# Task
Give back the entries in full, exactly as they are written.

# Bounding box prediction data
————————

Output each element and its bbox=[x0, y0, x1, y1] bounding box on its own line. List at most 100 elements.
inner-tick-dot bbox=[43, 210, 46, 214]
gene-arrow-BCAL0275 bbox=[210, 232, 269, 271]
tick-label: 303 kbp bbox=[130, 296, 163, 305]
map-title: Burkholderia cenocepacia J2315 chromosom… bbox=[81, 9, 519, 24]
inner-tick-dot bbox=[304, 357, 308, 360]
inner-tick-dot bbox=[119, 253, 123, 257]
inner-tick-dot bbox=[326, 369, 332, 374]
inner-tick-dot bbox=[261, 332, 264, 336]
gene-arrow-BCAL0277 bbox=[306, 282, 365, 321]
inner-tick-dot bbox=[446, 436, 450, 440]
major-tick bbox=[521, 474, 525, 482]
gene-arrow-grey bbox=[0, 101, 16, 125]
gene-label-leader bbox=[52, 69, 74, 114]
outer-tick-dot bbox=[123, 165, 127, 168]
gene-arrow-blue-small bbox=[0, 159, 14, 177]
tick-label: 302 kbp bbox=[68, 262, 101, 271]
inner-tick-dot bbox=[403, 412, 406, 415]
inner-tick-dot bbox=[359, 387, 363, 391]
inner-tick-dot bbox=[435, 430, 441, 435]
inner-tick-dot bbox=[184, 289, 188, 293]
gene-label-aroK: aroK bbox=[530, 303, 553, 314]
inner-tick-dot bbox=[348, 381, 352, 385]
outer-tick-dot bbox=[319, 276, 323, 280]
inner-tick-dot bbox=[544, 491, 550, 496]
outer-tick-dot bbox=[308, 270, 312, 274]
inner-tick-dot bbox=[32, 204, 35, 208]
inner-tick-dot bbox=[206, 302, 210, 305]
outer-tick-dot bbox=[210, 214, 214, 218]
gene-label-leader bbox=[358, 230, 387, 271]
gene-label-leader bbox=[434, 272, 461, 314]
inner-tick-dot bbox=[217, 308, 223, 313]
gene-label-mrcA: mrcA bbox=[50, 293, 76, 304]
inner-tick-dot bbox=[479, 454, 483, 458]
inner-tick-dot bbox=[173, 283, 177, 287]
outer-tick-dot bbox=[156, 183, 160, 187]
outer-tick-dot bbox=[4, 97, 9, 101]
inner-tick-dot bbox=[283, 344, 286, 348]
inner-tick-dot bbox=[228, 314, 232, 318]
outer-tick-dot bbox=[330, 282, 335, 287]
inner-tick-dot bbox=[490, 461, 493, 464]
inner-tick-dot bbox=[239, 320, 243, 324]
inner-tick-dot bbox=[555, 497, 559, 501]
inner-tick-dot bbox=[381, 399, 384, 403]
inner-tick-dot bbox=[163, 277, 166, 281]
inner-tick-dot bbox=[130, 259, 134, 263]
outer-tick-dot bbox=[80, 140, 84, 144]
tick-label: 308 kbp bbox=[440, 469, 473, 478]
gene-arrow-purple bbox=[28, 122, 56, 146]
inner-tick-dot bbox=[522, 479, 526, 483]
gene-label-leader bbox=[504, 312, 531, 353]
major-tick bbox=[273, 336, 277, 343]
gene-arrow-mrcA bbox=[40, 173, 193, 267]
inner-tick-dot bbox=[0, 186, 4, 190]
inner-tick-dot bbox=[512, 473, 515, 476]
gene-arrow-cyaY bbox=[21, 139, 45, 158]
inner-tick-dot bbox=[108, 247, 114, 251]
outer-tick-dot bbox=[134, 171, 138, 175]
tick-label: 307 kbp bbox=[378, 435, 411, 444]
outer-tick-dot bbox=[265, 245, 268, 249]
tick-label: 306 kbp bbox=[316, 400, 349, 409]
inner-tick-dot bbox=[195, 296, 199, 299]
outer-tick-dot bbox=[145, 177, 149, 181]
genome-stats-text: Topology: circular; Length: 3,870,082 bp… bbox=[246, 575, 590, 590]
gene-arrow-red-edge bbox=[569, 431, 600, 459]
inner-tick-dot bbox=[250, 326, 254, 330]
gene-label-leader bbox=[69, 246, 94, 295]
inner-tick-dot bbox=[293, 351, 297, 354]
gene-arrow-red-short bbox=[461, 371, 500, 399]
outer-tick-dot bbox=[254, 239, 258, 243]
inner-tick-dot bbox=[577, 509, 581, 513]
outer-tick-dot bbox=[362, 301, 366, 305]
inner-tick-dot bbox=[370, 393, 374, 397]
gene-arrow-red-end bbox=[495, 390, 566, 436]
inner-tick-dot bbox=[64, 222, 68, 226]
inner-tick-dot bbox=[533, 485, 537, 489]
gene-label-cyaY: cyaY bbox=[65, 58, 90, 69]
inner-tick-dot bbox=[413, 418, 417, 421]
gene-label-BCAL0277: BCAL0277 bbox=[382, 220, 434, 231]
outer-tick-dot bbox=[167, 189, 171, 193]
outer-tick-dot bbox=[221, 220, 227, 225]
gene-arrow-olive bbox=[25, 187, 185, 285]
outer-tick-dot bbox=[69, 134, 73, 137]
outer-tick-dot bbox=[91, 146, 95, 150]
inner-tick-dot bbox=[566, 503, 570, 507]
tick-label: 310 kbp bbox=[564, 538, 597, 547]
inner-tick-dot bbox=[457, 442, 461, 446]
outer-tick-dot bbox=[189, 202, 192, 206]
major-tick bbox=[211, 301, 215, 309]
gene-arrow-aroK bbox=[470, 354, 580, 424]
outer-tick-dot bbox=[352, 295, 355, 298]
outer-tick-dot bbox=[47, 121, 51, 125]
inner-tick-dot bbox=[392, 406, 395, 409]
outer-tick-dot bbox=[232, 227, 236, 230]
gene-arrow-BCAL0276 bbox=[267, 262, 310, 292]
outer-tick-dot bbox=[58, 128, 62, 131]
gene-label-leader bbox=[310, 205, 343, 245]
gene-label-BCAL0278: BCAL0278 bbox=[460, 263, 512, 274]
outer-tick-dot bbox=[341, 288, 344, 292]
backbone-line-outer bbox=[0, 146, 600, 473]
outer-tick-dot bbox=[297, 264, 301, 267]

————————

# Solution below
Output each element and its bbox=[x0, y0, x1, y1] bounding box on its own line. List at most 100 elements.
inner-tick-dot bbox=[43, 210, 46, 214]
gene-arrow-BCAL0275 bbox=[210, 232, 269, 271]
tick-label: 303 kbp bbox=[130, 296, 163, 305]
map-title: Burkholderia cenocepacia J2315 chromosom… bbox=[81, 9, 519, 24]
inner-tick-dot bbox=[304, 357, 308, 360]
inner-tick-dot bbox=[119, 253, 123, 257]
inner-tick-dot bbox=[326, 369, 332, 374]
inner-tick-dot bbox=[261, 332, 264, 336]
gene-arrow-BCAL0277 bbox=[306, 282, 365, 321]
inner-tick-dot bbox=[446, 436, 450, 440]
major-tick bbox=[521, 474, 525, 482]
gene-arrow-grey bbox=[0, 101, 16, 125]
gene-label-leader bbox=[52, 69, 74, 114]
outer-tick-dot bbox=[123, 165, 127, 168]
gene-arrow-blue-small bbox=[0, 159, 14, 177]
tick-label: 302 kbp bbox=[68, 262, 101, 271]
inner-tick-dot bbox=[403, 412, 406, 415]
inner-tick-dot bbox=[359, 387, 363, 391]
inner-tick-dot bbox=[435, 430, 441, 435]
inner-tick-dot bbox=[184, 289, 188, 293]
gene-label-aroK: aroK bbox=[530, 303, 553, 314]
inner-tick-dot bbox=[348, 381, 352, 385]
outer-tick-dot bbox=[319, 276, 323, 280]
inner-tick-dot bbox=[544, 491, 550, 496]
outer-tick-dot bbox=[308, 270, 312, 274]
inner-tick-dot bbox=[32, 204, 35, 208]
inner-tick-dot bbox=[206, 302, 210, 305]
outer-tick-dot bbox=[210, 214, 214, 218]
gene-label-leader bbox=[358, 230, 387, 271]
gene-label-leader bbox=[434, 272, 461, 314]
inner-tick-dot bbox=[217, 308, 223, 313]
gene-label-mrcA: mrcA bbox=[50, 293, 76, 304]
inner-tick-dot bbox=[479, 454, 483, 458]
inner-tick-dot bbox=[173, 283, 177, 287]
outer-tick-dot bbox=[156, 183, 160, 187]
outer-tick-dot bbox=[4, 97, 9, 101]
inner-tick-dot bbox=[283, 344, 286, 348]
inner-tick-dot bbox=[228, 314, 232, 318]
outer-tick-dot bbox=[330, 282, 335, 287]
inner-tick-dot bbox=[490, 461, 493, 464]
inner-tick-dot bbox=[239, 320, 243, 324]
inner-tick-dot bbox=[555, 497, 559, 501]
inner-tick-dot bbox=[381, 399, 384, 403]
inner-tick-dot bbox=[163, 277, 166, 281]
inner-tick-dot bbox=[130, 259, 134, 263]
outer-tick-dot bbox=[80, 140, 84, 144]
tick-label: 308 kbp bbox=[440, 469, 473, 478]
gene-arrow-purple bbox=[28, 122, 56, 146]
inner-tick-dot bbox=[522, 479, 526, 483]
gene-label-leader bbox=[504, 312, 531, 353]
major-tick bbox=[273, 336, 277, 343]
gene-arrow-mrcA bbox=[40, 173, 193, 267]
inner-tick-dot bbox=[0, 186, 4, 190]
inner-tick-dot bbox=[512, 473, 515, 476]
gene-arrow-cyaY bbox=[21, 139, 45, 158]
inner-tick-dot bbox=[108, 247, 114, 251]
outer-tick-dot bbox=[134, 171, 138, 175]
tick-label: 307 kbp bbox=[378, 435, 411, 444]
outer-tick-dot bbox=[265, 245, 268, 249]
tick-label: 306 kbp bbox=[316, 400, 349, 409]
inner-tick-dot bbox=[195, 296, 199, 299]
outer-tick-dot bbox=[145, 177, 149, 181]
genome-stats-text: Topology: circular; Length: 3,870,082 bp… bbox=[246, 575, 590, 590]
gene-arrow-red-edge bbox=[569, 431, 600, 459]
inner-tick-dot bbox=[250, 326, 254, 330]
gene-label-leader bbox=[69, 246, 94, 295]
inner-tick-dot bbox=[293, 351, 297, 354]
gene-arrow-red-short bbox=[461, 371, 500, 399]
outer-tick-dot bbox=[254, 239, 258, 243]
inner-tick-dot bbox=[577, 509, 581, 513]
outer-tick-dot bbox=[362, 301, 366, 305]
inner-tick-dot bbox=[370, 393, 374, 397]
gene-arrow-red-end bbox=[495, 390, 566, 436]
inner-tick-dot bbox=[64, 222, 68, 226]
inner-tick-dot bbox=[533, 485, 537, 489]
gene-label-cyaY: cyaY bbox=[65, 58, 90, 69]
inner-tick-dot bbox=[413, 418, 417, 421]
gene-label-BCAL0277: BCAL0277 bbox=[382, 220, 434, 231]
outer-tick-dot bbox=[167, 189, 171, 193]
outer-tick-dot bbox=[221, 220, 227, 225]
gene-arrow-olive bbox=[25, 187, 185, 285]
outer-tick-dot bbox=[69, 134, 73, 137]
outer-tick-dot bbox=[91, 146, 95, 150]
inner-tick-dot bbox=[566, 503, 570, 507]
tick-label: 310 kbp bbox=[564, 538, 597, 547]
inner-tick-dot bbox=[457, 442, 461, 446]
outer-tick-dot bbox=[189, 202, 192, 206]
major-tick bbox=[211, 301, 215, 309]
gene-arrow-aroK bbox=[470, 354, 580, 424]
outer-tick-dot bbox=[352, 295, 355, 298]
outer-tick-dot bbox=[47, 121, 51, 125]
inner-tick-dot bbox=[392, 406, 395, 409]
outer-tick-dot bbox=[232, 227, 236, 230]
gene-arrow-BCAL0276 bbox=[267, 262, 310, 292]
outer-tick-dot bbox=[58, 128, 62, 131]
gene-label-leader bbox=[310, 205, 343, 245]
gene-label-BCAL0278: BCAL0278 bbox=[460, 263, 512, 274]
outer-tick-dot bbox=[341, 288, 344, 292]
backbone-line-outer bbox=[0, 146, 600, 473]
outer-tick-dot bbox=[297, 264, 301, 267]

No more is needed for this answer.